◆ **Instructions for the task**
Examine the records and identify each line that includes the string "Investment". Copy those lines.

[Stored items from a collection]

★ ★ ★ ★ ★ ★ ★

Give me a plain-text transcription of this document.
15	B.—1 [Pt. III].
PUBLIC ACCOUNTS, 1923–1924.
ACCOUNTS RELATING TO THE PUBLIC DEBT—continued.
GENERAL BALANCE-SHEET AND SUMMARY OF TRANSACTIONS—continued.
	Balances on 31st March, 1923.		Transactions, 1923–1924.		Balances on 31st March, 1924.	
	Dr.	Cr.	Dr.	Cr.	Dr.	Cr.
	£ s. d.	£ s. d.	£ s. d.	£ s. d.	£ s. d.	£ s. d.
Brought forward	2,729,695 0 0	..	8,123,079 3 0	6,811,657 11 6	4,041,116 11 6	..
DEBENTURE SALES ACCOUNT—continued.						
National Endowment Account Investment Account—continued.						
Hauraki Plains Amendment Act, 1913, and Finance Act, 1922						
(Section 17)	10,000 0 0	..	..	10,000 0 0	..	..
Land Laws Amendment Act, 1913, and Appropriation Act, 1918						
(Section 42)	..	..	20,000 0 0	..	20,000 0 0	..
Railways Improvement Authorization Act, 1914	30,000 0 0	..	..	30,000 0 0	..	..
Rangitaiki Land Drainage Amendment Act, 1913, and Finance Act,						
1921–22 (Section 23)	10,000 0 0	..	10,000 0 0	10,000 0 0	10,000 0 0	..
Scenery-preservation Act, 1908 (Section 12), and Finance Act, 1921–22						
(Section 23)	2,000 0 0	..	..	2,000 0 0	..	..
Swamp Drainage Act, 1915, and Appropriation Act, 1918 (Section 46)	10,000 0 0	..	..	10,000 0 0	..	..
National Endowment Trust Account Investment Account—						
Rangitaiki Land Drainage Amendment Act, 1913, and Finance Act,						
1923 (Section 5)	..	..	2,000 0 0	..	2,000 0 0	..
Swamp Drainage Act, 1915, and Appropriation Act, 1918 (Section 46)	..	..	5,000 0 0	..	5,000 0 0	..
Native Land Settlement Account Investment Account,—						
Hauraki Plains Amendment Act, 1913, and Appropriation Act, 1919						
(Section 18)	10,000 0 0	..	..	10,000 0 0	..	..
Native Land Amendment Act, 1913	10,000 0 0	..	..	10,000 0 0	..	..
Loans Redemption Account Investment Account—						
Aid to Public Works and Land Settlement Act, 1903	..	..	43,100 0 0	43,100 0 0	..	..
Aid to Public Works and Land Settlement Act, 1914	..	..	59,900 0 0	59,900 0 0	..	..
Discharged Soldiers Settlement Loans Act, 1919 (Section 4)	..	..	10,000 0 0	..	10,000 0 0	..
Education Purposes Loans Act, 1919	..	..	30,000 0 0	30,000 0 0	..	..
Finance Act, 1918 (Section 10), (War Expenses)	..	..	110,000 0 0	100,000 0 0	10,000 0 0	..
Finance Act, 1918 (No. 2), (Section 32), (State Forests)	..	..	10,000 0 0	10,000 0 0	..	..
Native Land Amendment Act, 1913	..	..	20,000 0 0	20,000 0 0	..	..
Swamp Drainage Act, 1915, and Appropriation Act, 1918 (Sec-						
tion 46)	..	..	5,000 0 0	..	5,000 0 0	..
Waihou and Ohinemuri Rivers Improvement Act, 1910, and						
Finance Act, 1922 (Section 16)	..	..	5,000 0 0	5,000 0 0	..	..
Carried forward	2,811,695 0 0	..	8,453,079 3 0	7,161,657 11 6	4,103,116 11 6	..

★ ★ ★ ★ ★ ★ ★

◆ **The result**
National Endowment Account Investment Account—continued.						
National Endowment Trust Account Investment Account—						
Native Land Settlement Account Investment Account,—						
Loans Redemption Account Investment Account—						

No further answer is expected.